**Problem to work on:** Determine the count of lines holding the string "document". Return only the number.

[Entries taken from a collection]
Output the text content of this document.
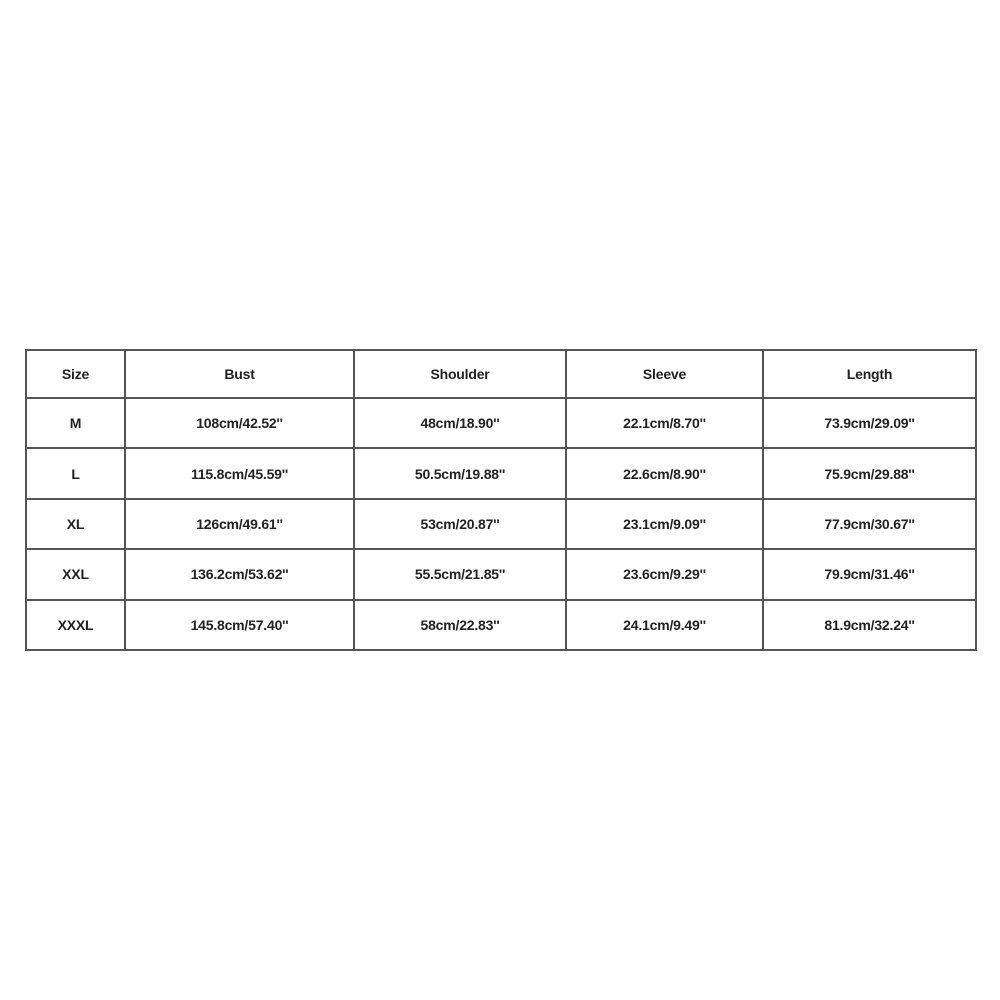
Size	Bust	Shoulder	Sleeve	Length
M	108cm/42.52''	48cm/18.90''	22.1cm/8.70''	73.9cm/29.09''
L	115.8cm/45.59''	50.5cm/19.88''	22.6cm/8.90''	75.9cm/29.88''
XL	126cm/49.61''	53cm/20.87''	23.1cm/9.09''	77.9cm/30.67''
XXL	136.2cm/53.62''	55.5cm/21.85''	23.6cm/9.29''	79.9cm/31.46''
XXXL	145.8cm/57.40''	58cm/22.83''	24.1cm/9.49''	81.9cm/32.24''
* * *
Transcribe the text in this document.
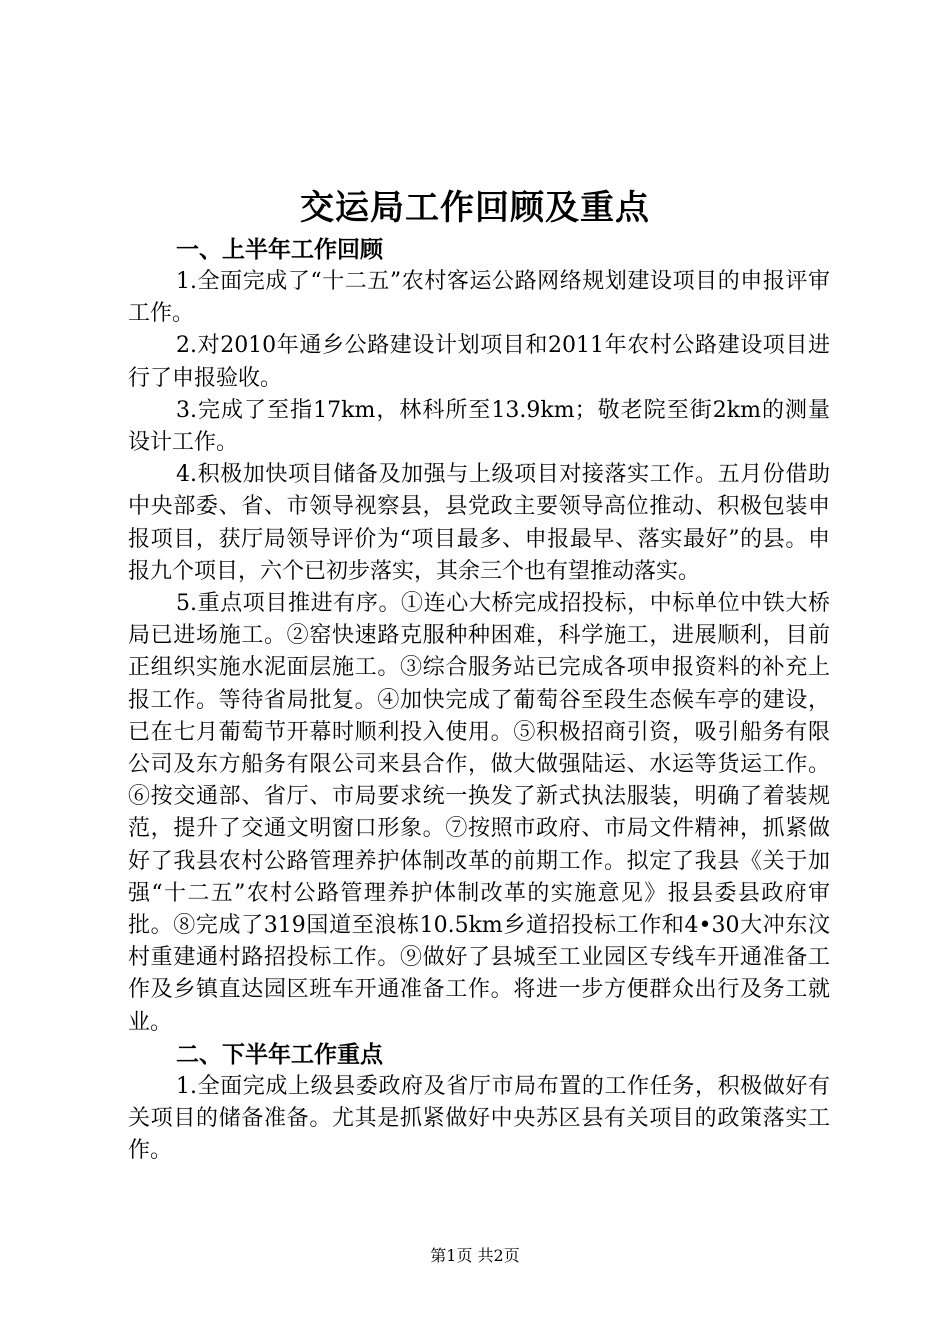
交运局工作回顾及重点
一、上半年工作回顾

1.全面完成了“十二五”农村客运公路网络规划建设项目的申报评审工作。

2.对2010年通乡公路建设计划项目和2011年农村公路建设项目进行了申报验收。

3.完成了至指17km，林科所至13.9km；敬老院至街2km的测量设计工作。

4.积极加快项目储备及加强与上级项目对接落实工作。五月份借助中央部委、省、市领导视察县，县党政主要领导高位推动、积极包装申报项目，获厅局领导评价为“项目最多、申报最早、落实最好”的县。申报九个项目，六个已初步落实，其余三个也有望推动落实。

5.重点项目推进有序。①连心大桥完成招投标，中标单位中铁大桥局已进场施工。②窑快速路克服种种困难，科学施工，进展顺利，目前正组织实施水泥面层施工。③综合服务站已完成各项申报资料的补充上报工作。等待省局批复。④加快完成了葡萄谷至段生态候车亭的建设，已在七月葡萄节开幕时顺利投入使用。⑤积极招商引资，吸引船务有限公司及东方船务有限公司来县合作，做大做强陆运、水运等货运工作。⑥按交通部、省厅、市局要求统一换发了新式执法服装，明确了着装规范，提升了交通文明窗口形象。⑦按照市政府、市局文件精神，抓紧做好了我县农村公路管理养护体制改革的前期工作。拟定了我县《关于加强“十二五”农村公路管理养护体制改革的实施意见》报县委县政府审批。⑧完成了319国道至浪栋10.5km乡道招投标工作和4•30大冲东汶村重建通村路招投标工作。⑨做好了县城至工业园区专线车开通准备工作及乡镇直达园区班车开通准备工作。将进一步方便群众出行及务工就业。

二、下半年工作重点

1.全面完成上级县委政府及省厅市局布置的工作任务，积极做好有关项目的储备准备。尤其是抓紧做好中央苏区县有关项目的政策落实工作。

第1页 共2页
--
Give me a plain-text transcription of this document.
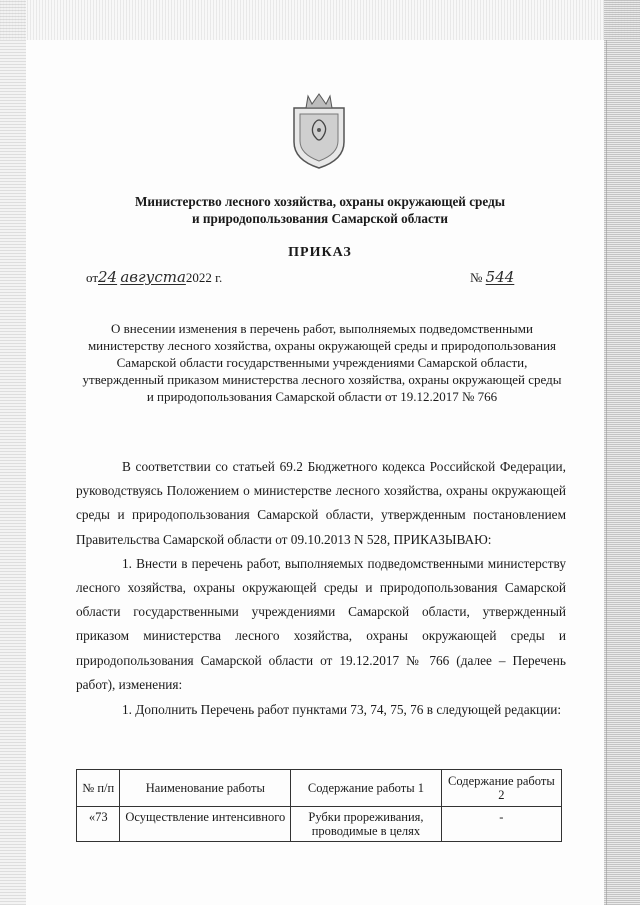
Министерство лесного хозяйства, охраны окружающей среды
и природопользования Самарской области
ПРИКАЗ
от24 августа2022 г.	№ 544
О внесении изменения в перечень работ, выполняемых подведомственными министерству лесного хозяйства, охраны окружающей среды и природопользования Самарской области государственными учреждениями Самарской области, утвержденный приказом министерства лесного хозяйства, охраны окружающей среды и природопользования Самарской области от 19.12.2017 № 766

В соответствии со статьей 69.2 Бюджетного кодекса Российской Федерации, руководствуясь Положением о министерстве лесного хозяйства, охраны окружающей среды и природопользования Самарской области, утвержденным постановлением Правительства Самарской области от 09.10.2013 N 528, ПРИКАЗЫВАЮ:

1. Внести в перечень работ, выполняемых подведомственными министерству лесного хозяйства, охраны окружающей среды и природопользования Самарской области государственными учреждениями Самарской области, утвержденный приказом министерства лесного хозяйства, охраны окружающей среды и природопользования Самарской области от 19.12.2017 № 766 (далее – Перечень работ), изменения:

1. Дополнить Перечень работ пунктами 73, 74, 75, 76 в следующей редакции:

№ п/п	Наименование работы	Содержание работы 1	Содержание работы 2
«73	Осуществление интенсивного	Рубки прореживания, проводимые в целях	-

**Full solution:** 3